[Records from a collection]:
'''

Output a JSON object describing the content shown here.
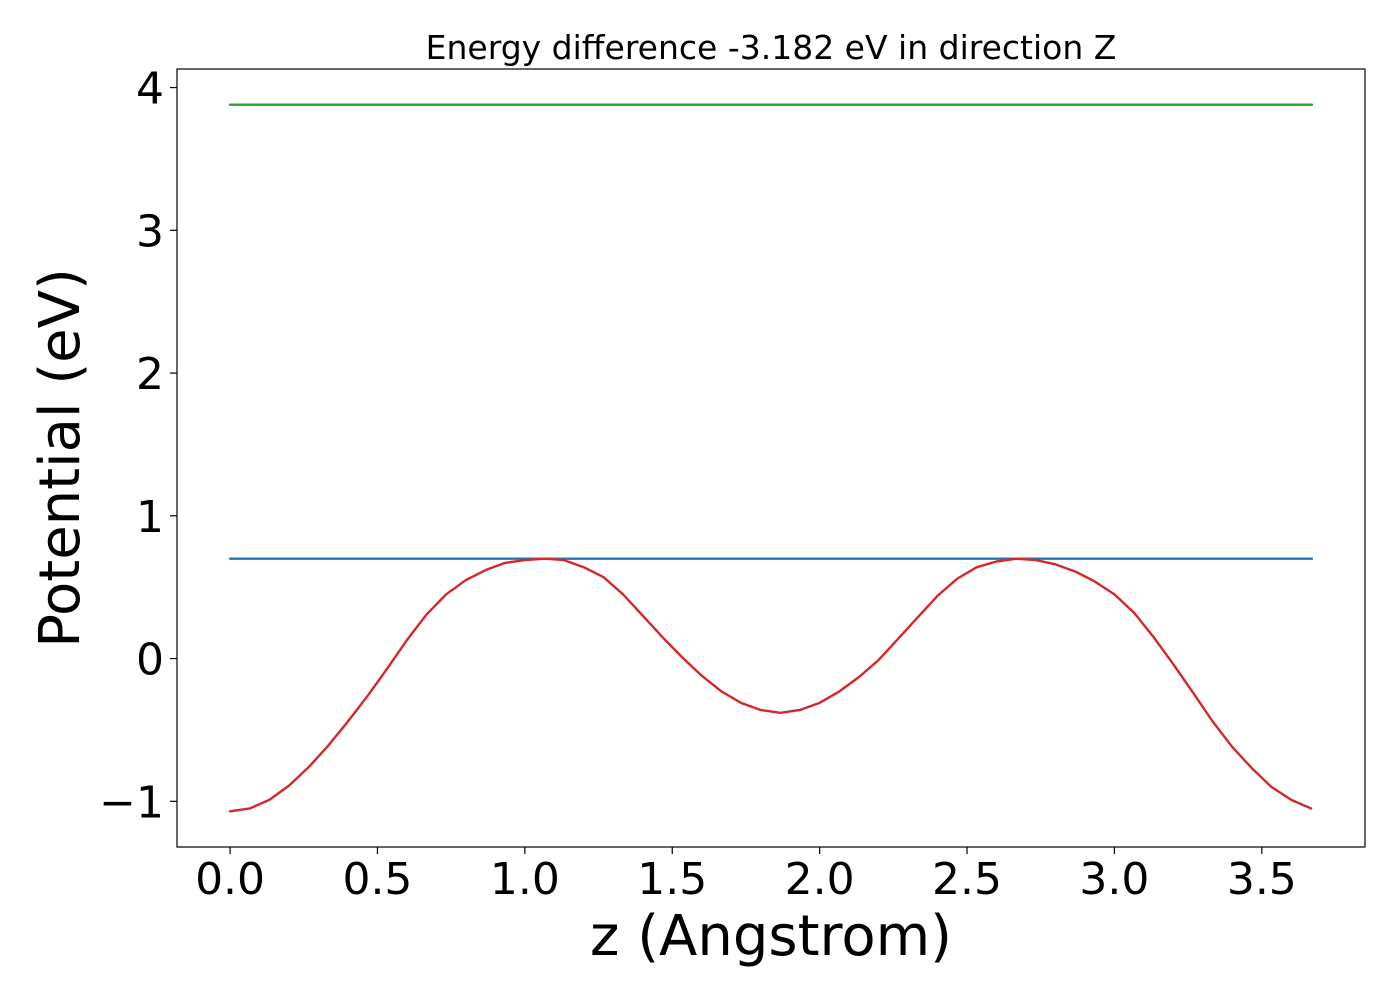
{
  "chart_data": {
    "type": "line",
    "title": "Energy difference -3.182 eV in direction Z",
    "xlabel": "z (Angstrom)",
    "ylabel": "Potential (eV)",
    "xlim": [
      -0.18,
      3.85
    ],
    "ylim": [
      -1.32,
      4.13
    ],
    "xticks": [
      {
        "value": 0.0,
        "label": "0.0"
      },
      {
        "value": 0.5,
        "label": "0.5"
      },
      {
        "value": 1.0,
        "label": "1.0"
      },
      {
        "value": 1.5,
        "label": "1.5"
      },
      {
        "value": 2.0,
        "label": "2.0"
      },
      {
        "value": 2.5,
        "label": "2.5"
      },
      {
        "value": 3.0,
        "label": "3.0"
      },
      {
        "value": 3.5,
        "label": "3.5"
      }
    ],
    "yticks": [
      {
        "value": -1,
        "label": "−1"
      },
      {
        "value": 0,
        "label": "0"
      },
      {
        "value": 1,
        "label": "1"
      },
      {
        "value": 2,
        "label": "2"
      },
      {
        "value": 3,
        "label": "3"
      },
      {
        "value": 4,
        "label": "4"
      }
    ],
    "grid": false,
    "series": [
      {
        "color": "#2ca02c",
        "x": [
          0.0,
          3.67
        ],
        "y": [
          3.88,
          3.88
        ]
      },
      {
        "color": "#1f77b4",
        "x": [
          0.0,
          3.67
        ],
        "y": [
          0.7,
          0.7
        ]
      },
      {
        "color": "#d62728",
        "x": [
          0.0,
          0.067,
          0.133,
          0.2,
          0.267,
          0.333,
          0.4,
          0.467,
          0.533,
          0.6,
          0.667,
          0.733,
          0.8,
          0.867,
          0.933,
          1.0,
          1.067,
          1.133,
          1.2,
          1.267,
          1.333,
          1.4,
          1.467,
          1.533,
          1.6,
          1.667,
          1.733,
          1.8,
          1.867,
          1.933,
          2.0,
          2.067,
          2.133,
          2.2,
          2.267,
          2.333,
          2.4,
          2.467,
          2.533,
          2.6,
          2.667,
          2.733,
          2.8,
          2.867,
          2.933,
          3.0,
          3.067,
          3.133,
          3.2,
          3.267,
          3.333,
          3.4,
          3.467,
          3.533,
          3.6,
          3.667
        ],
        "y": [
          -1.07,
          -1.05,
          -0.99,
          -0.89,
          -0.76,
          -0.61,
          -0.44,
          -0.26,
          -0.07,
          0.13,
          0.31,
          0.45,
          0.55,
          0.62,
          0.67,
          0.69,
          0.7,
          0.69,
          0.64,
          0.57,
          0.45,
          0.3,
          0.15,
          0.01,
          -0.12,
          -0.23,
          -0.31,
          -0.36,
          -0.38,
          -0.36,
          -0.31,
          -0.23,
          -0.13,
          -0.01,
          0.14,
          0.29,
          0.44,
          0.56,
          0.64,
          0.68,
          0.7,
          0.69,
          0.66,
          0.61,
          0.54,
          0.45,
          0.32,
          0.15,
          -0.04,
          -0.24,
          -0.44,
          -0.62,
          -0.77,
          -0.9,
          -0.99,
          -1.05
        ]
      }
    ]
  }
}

'''

[STATED EXERCISE]: Will you restate every entry word for word and omit the images?

[EXPECTED OUTPUT]:
Output a JSON object describing the content shown here.
{
  "chart_data": {
    "type": "line",
    "title": "Energy difference -3.182 eV in direction Z",
    "xlabel": "z (Angstrom)",
    "ylabel": "Potential (eV)",
    "xlim": [
      -0.18,
      3.85
    ],
    "ylim": [
      -1.32,
      4.13
    ],
    "xticks": [
      {
        "value": 0.0,
        "label": "0.0"
      },
      {
        "value": 0.5,
        "label": "0.5"
      },
      {
        "value": 1.0,
        "label": "1.0"
      },
      {
        "value": 1.5,
        "label": "1.5"
      },
      {
        "value": 2.0,
        "label": "2.0"
      },
      {
        "value": 2.5,
        "label": "2.5"
      },
      {
        "value": 3.0,
        "label": "3.0"
      },
      {
        "value": 3.5,
        "label": "3.5"
      }
    ],
    "yticks": [
      {
        "value": -1,
        "label": "−1"
      },
      {
        "value": 0,
        "label": "0"
      },
      {
        "value": 1,
        "label": "1"
      },
      {
        "value": 2,
        "label": "2"
      },
      {
        "value": 3,
        "label": "3"
      },
      {
        "value": 4,
        "label": "4"
      }
    ],
    "grid": false,
    "series": [
      {
        "color": "#2ca02c",
        "x": [
          0.0,
          3.67
        ],
        "y": [
          3.88,
          3.88
        ]
      },
      {
        "color": "#1f77b4",
        "x": [
          0.0,
          3.67
        ],
        "y": [
          0.7,
          0.7
        ]
      },
      {
        "color": "#d62728",
        "x": [
          0.0,
          0.067,
          0.133,
          0.2,
          0.267,
          0.333,
          0.4,
          0.467,
          0.533,
          0.6,
          0.667,
          0.733,
          0.8,
          0.867,
          0.933,
          1.0,
          1.067,
          1.133,
          1.2,
          1.267,
          1.333,
          1.4,
          1.467,
          1.533,
          1.6,
          1.667,
          1.733,
          1.8,
          1.867,
          1.933,
          2.0,
          2.067,
          2.133,
          2.2,
          2.267,
          2.333,
          2.4,
          2.467,
          2.533,
          2.6,
          2.667,
          2.733,
          2.8,
          2.867,
          2.933,
          3.0,
          3.067,
          3.133,
          3.2,
          3.267,
          3.333,
          3.4,
          3.467,
          3.533,
          3.6,
          3.667
        ],
        "y": [
          -1.07,
          -1.05,
          -0.99,
          -0.89,
          -0.76,
          -0.61,
          -0.44,
          -0.26,
          -0.07,
          0.13,
          0.31,
          0.45,
          0.55,
          0.62,
          0.67,
          0.69,
          0.7,
          0.69,
          0.64,
          0.57,
          0.45,
          0.3,
          0.15,
          0.01,
          -0.12,
          -0.23,
          -0.31,
          -0.36,
          -0.38,
          -0.36,
          -0.31,
          -0.23,
          -0.13,
          -0.01,
          0.14,
          0.29,
          0.44,
          0.56,
          0.64,
          0.68,
          0.7,
          0.69,
          0.66,
          0.61,
          0.54,
          0.45,
          0.32,
          0.15,
          -0.04,
          -0.24,
          -0.44,
          -0.62,
          -0.77,
          -0.9,
          -0.99,
          -1.05
        ]
      }
    ]
  }
}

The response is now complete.